(Stored data entries)

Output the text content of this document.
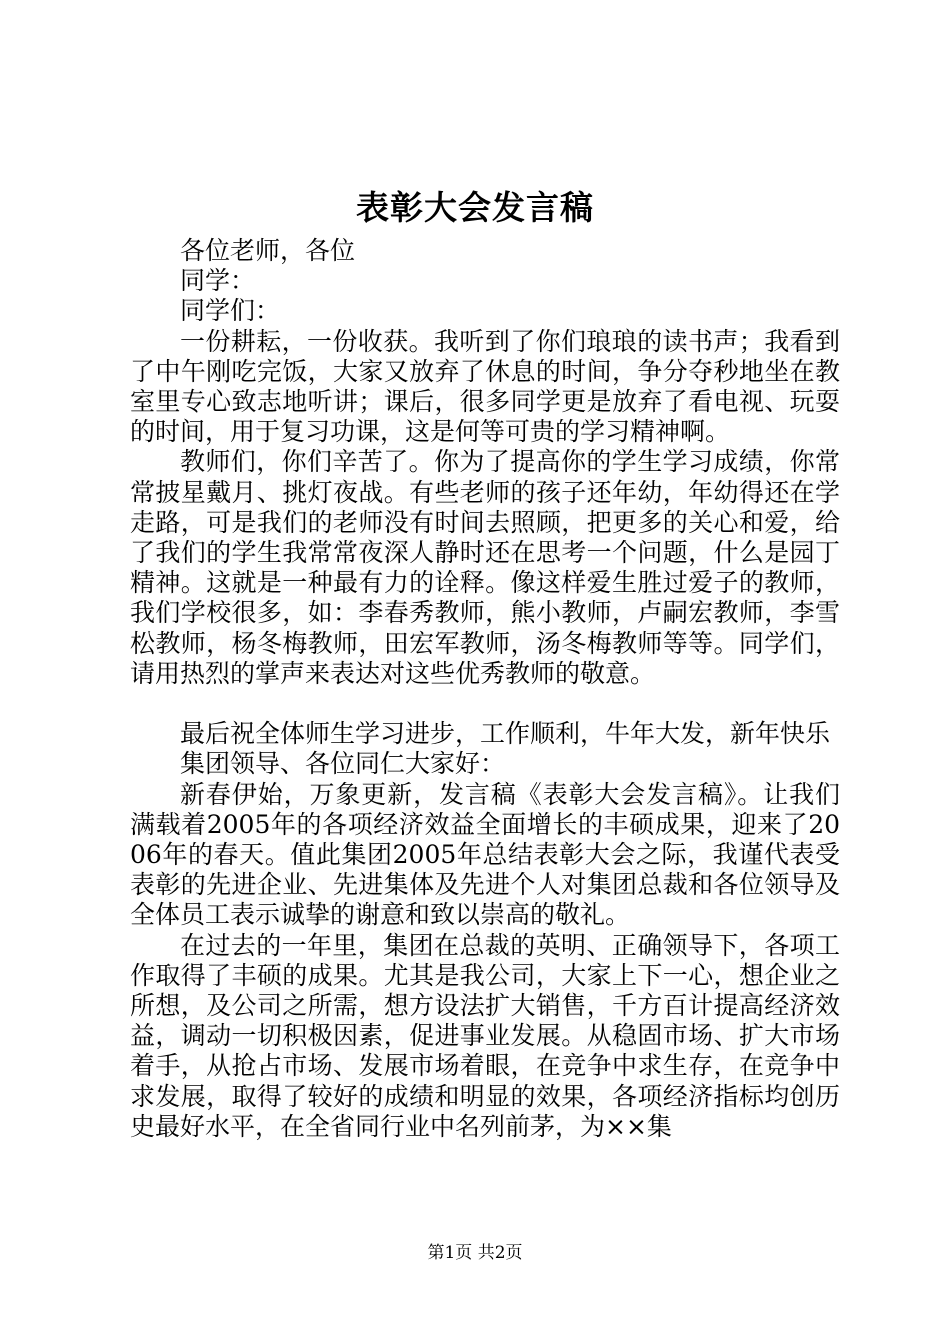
表彰大会发言稿

各位老师，各位

同学：

同学们：

一份耕耘，一份收获。我听到了你们琅琅的读书声；我看到了中午刚吃完饭，大家又放弃了休息的时间，争分夺秒地坐在教室里专心致志地听讲；课后，很多同学更是放弃了看电视、玩耍的时间，用于复习功课，这是何等可贵的学习精神啊。

教师们，你们辛苦了。你为了提高你的学生学习成绩，你常常披星戴月、挑灯夜战。有些老师的孩子还年幼，年幼得还在学走路，可是我们的老师没有时间去照顾，把更多的关心和爱，给了我们的学生我常常夜深人静时还在思考一个问题，什么是园丁精神。这就是一种最有力的诠释。像这样爱生胜过爱子的教师，我们学校很多，如：李春秀教师，熊小教师，卢嗣宏教师，李雪松教师，杨冬梅教师，田宏军教师，汤冬梅教师等等。同学们，请用热烈的掌声来表达对这些优秀教师的敬意。

最后祝全体师生学习进步，工作顺利，牛年大发，新年快乐

集团领导、各位同仁大家好：

新春伊始，万象更新，发言稿《表彰大会发言稿》。让我们满载着2005年的各项经济效益全面增长的丰硕成果，迎来了2006年的春天。值此集团2005年总结表彰大会之际，我谨代表受表彰的先进企业、先进集体及先进个人对集团总裁和各位领导及全体员工表示诚挚的谢意和致以崇高的敬礼。

在过去的一年里，集团在总裁的英明、正确领导下，各项工作取得了丰硕的成果。尤其是我公司，大家上下一心，想企业之所想，及公司之所需，想方设法扩大销售，千方百计提高经济效益，调动一切积极因素，促进事业发展。从稳固市场、扩大市场着手，从抢占市场、发展市场着眼，在竞争中求生存，在竞争中求发展，取得了较好的成绩和明显的效果，各项经济指标均创历史最好水平，在全省同行业中名列前茅，为××集

第1页 共2页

= Exercise directions =
For each line of the listing that holds the word "表彰大会发言稿", show that line.

= Solution to this task =
表彰大会发言稿
新春伊始，万象更新，发言稿《表彰大会发言稿》。让我们满载着2005年的各项经济效益全面增长的丰硕成果，迎来了2006年的春天。值此集团2005年总结表彰大会之际，我谨代表受表彰的先进企业、先进集体及先进个人对集团总裁和各位领导及全体员工表示诚挚的谢意和致以崇高的敬礼。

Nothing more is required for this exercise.